┌──

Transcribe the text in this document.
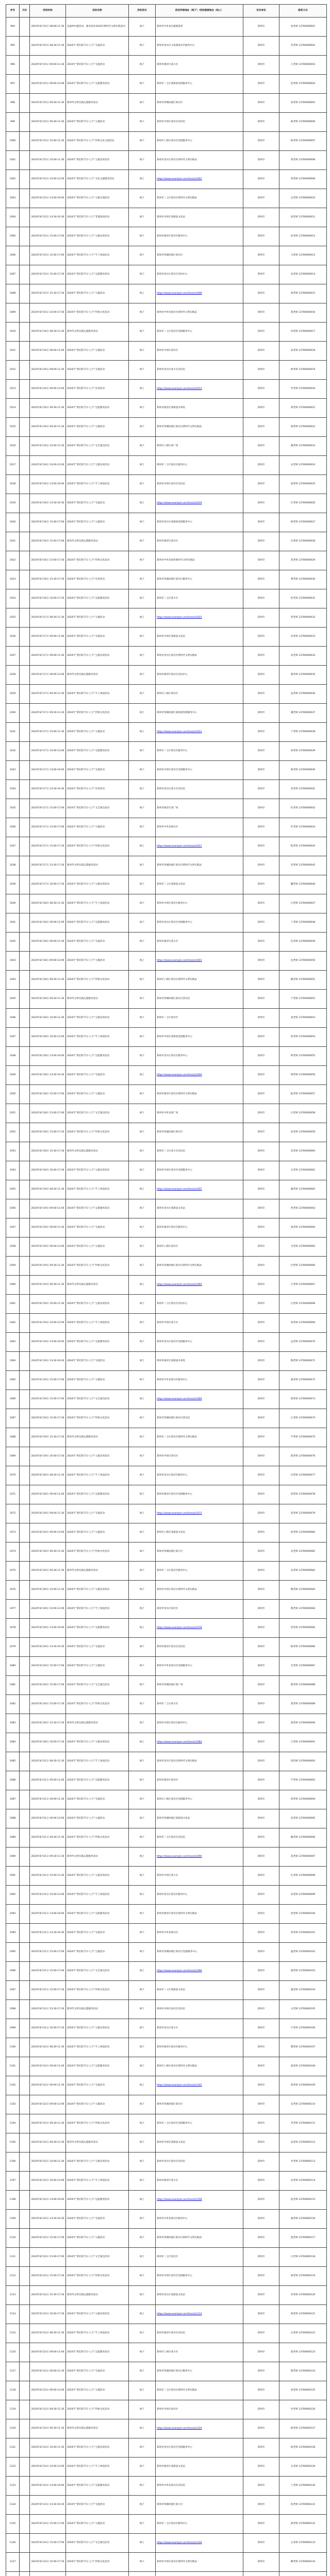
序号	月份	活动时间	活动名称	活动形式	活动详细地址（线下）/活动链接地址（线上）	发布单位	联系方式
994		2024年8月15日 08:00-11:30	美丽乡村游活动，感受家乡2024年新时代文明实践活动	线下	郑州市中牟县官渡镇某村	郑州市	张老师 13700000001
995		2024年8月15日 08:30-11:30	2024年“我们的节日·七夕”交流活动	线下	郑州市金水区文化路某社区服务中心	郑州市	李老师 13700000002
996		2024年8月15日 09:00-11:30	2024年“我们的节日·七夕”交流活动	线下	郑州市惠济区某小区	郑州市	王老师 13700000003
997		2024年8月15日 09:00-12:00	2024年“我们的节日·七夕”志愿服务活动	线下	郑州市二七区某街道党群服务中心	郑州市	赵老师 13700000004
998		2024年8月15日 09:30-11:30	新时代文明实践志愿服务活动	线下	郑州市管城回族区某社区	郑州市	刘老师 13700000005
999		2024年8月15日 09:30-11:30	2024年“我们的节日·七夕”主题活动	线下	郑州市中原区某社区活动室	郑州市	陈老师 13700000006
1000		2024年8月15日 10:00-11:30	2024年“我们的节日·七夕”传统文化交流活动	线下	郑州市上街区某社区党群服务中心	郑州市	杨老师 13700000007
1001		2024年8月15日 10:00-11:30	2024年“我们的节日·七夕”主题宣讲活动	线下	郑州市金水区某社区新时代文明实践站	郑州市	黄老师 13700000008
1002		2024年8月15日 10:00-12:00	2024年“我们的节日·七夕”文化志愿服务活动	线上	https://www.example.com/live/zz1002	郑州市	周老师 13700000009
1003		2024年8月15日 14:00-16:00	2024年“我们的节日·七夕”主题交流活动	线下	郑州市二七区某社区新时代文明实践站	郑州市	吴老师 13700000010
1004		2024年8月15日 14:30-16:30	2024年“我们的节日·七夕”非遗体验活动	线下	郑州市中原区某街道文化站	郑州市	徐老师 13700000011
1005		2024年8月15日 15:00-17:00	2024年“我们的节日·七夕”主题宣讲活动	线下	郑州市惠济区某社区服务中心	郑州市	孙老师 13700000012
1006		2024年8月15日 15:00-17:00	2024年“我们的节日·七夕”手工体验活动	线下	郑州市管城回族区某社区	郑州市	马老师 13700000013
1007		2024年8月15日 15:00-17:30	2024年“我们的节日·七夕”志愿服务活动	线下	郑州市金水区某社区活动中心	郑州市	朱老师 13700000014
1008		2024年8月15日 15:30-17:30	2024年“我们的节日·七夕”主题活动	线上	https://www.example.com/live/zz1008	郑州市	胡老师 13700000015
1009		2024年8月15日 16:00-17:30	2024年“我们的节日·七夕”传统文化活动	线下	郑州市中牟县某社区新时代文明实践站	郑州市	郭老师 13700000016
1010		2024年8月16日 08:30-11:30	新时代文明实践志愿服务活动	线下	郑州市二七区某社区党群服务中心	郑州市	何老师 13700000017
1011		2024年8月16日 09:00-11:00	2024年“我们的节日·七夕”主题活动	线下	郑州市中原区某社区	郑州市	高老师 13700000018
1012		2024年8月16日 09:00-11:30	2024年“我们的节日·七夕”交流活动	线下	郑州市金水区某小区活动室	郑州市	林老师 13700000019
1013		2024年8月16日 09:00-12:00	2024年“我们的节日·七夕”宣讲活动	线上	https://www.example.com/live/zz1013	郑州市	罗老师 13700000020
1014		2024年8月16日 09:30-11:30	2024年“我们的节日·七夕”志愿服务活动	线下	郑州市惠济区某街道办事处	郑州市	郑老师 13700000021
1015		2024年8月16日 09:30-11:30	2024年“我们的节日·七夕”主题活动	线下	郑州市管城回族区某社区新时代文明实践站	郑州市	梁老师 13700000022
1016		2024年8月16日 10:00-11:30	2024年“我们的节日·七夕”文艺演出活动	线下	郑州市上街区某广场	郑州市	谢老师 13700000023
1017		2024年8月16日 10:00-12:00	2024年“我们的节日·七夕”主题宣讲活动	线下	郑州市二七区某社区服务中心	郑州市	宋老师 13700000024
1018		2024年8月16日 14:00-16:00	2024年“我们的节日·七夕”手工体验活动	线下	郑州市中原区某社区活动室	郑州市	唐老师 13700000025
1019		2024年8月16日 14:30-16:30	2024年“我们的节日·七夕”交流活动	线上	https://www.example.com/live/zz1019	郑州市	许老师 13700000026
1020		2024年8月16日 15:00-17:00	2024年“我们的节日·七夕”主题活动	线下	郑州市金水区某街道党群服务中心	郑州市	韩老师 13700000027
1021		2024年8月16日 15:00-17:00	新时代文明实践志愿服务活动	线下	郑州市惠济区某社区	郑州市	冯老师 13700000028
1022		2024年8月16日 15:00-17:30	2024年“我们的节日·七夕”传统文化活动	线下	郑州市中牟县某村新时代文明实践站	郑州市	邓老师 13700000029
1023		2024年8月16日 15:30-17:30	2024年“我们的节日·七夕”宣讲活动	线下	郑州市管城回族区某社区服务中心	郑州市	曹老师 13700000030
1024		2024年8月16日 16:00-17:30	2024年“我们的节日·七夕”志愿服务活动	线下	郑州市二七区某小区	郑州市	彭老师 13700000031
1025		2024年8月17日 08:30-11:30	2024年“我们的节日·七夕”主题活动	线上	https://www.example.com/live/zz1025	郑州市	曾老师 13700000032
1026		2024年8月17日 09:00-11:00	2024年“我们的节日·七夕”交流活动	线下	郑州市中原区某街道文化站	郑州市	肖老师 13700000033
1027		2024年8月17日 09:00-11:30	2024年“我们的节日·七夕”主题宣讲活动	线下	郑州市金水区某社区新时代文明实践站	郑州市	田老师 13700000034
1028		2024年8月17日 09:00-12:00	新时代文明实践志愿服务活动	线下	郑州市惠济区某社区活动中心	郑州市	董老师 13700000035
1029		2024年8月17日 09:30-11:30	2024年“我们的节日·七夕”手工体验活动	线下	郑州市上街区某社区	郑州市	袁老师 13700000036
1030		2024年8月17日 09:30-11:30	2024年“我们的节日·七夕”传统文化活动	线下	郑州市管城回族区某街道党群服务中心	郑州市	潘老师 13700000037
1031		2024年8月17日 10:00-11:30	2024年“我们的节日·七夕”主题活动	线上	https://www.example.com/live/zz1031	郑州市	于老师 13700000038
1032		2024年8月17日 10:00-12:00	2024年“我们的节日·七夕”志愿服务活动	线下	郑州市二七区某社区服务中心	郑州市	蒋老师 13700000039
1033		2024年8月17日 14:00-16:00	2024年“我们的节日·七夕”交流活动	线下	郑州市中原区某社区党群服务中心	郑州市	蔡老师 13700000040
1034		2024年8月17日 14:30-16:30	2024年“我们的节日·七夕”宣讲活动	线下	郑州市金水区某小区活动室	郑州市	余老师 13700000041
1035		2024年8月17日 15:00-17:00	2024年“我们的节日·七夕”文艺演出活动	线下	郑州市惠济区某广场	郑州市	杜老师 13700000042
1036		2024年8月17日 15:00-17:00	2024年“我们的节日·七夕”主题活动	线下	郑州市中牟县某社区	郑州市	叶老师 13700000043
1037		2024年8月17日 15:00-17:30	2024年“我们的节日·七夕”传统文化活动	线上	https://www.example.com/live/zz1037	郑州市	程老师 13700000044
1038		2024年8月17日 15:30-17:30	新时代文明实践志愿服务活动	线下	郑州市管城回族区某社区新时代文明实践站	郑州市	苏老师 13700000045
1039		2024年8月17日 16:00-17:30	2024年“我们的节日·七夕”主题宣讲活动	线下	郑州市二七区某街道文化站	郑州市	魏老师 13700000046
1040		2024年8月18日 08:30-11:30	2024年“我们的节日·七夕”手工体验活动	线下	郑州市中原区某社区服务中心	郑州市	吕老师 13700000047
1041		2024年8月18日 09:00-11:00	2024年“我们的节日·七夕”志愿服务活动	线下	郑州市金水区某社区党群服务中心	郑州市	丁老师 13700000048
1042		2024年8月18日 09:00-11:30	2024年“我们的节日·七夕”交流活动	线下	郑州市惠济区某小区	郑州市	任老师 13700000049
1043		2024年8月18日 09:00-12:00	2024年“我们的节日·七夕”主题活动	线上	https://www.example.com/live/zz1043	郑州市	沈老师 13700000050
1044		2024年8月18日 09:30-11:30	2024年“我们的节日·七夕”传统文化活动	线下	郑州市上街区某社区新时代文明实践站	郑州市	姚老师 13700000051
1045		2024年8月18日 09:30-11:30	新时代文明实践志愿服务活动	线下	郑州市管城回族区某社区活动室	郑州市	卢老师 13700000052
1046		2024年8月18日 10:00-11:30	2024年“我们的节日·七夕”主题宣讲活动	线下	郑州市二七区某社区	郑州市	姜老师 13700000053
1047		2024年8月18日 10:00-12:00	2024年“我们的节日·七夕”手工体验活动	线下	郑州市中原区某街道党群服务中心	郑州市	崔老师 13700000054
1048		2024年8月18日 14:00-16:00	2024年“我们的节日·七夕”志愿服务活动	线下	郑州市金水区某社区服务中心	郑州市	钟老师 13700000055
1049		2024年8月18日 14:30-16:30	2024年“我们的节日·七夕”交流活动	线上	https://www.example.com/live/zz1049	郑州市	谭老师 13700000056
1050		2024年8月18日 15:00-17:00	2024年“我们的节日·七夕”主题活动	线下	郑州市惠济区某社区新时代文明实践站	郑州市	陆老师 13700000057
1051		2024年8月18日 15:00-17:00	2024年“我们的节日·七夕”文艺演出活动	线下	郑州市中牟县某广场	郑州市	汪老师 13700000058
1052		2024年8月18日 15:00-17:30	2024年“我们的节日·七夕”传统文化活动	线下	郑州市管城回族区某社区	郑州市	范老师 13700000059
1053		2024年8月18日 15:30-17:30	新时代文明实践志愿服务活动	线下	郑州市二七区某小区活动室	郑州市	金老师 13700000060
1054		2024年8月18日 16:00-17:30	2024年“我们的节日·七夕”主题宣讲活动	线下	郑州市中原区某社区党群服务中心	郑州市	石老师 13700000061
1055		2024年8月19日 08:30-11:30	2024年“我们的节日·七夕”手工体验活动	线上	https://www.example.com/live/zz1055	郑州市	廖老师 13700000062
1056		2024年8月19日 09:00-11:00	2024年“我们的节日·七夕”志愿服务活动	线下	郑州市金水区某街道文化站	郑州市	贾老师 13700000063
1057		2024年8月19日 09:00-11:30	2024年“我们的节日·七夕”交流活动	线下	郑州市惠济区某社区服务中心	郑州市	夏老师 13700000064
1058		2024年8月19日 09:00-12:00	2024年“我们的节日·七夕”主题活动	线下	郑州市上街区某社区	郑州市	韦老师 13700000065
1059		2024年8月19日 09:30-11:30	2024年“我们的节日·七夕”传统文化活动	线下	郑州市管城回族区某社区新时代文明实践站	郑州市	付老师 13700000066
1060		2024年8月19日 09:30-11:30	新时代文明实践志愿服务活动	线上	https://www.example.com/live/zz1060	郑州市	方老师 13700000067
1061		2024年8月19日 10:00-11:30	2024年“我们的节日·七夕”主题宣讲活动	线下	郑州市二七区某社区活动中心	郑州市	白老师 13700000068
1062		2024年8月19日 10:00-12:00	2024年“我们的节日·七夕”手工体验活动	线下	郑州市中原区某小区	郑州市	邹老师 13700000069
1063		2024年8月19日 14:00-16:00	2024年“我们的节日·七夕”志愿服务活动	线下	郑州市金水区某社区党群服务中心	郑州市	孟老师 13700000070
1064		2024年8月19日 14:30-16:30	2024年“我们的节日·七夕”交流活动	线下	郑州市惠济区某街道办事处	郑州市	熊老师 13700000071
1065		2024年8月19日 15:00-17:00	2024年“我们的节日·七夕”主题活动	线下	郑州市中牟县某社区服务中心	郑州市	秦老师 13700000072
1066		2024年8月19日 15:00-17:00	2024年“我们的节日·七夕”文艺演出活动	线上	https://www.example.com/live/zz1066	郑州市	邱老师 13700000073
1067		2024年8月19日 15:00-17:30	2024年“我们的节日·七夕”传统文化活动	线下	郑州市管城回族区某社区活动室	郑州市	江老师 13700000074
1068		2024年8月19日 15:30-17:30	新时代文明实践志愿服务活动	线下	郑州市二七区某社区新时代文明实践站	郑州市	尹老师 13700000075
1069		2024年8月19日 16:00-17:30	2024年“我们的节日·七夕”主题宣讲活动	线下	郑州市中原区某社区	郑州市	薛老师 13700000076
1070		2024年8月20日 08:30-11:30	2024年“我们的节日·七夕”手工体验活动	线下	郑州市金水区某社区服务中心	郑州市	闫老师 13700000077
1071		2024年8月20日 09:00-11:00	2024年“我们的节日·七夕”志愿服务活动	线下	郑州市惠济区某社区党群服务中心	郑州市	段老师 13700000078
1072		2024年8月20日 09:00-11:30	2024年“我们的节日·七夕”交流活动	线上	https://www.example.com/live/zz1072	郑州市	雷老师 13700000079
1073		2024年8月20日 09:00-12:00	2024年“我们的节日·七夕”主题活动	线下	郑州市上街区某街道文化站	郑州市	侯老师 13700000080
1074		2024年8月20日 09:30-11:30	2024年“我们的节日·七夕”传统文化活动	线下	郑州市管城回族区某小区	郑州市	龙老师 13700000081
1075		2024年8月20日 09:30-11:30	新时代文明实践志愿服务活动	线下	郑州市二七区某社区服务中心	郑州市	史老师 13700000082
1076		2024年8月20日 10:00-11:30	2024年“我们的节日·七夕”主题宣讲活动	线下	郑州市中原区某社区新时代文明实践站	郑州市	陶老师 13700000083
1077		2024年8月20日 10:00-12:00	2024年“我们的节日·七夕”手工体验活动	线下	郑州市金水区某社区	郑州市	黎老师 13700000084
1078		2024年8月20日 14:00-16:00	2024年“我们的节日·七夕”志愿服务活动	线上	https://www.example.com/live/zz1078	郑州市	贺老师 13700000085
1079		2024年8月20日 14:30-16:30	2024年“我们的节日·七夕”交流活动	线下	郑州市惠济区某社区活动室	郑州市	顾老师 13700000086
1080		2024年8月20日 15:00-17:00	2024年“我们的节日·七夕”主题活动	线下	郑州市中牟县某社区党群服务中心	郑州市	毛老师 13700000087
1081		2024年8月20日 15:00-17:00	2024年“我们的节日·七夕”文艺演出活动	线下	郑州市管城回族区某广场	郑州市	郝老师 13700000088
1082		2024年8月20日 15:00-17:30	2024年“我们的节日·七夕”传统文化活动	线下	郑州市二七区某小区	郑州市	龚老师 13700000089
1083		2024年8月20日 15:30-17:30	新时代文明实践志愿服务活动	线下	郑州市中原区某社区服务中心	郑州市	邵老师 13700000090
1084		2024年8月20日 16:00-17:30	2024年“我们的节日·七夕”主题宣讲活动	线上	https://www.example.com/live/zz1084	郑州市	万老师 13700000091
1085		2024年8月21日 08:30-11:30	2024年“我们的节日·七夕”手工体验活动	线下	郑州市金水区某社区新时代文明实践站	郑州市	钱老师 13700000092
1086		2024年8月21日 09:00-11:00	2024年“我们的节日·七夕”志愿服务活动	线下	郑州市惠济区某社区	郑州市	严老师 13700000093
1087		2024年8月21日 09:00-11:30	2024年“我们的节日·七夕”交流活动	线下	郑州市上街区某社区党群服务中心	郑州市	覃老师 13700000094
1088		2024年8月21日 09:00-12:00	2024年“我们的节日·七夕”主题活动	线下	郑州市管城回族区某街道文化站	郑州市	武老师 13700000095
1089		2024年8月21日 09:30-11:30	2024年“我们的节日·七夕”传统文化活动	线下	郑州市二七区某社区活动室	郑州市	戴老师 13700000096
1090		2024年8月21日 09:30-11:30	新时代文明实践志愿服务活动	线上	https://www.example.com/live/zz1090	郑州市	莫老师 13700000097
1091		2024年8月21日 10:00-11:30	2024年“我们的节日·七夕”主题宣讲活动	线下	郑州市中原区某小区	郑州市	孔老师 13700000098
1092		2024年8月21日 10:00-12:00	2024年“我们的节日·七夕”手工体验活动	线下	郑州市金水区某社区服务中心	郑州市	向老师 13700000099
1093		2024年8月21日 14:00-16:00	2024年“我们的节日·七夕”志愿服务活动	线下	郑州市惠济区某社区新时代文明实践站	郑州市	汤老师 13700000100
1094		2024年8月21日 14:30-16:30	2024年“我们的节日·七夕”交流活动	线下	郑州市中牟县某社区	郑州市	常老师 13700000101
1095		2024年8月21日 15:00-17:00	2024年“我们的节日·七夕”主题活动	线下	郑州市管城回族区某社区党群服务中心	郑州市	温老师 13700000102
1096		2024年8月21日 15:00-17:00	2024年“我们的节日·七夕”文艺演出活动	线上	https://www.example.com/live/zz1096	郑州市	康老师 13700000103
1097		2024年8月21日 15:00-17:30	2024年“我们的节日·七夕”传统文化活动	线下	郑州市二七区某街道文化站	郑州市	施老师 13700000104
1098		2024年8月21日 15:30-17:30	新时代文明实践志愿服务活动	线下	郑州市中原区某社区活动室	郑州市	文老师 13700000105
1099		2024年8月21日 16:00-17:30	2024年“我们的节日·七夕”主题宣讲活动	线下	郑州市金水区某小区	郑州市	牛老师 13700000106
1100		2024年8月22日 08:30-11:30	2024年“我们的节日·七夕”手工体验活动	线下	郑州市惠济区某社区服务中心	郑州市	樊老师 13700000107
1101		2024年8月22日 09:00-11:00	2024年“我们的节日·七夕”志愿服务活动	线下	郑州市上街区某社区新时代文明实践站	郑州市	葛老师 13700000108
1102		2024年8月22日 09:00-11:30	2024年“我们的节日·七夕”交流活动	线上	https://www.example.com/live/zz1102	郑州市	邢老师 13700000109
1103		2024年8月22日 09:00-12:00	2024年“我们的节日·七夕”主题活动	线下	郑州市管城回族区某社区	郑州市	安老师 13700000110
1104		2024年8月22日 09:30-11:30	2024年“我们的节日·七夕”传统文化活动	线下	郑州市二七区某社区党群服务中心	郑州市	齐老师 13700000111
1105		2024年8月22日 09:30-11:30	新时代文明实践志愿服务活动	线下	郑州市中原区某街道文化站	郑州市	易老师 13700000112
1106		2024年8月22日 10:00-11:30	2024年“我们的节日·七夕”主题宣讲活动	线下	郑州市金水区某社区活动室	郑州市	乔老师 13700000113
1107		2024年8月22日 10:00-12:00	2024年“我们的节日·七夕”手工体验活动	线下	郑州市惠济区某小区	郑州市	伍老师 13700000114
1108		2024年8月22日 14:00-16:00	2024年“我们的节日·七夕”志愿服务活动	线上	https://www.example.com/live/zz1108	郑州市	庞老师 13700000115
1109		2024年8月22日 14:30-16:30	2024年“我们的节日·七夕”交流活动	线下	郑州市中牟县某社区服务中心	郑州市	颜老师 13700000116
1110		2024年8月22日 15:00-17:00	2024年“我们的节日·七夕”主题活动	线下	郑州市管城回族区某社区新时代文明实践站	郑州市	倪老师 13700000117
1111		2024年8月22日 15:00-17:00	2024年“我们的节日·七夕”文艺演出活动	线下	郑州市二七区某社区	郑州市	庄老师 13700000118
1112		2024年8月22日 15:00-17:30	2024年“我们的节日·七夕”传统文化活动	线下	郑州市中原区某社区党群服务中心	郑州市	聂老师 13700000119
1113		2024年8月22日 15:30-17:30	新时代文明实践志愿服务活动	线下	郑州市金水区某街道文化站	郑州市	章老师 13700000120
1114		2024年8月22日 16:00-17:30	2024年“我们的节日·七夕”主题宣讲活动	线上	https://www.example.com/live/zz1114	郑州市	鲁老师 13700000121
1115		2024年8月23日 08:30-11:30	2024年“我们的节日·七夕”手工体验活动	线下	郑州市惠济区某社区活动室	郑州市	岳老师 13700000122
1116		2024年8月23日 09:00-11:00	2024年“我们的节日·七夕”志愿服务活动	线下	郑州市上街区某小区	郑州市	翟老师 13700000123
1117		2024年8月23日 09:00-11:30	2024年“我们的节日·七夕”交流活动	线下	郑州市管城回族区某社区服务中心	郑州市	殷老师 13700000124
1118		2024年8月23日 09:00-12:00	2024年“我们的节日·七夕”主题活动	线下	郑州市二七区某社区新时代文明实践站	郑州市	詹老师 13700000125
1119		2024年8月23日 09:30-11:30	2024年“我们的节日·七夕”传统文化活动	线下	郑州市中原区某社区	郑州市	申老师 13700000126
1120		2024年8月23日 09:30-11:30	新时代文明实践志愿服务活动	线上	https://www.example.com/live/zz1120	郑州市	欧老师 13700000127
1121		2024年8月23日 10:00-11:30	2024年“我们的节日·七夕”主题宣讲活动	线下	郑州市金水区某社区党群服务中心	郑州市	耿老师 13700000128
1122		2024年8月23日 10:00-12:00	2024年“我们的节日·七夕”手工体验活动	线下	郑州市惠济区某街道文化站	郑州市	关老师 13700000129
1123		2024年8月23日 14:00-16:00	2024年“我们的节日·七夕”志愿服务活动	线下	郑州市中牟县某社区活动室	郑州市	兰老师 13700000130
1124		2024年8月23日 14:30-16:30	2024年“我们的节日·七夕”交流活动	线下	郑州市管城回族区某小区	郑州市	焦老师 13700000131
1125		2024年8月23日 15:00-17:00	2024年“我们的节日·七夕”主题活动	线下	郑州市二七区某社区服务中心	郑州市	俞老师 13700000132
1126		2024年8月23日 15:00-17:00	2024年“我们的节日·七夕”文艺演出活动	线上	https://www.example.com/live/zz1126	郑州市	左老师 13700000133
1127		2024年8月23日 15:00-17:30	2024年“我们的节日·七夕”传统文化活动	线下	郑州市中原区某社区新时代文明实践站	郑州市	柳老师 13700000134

└──

◆ **What is expected**: Write down every line of the data above that includes the string "郑州市上街区某社区党群服务中心".

◆ **The response**:
1000		2024年8月15日 10:00-11:30	2024年“我们的节日·七夕”传统文化交流活动	线下	郑州市上街区某社区党群服务中心	郑州市	杨老师 13700000007
1087		2024年8月21日 09:00-11:30	2024年“我们的节日·七夕”交流活动	线下	郑州市上街区某社区党群服务中心	郑州市	覃老师 13700000094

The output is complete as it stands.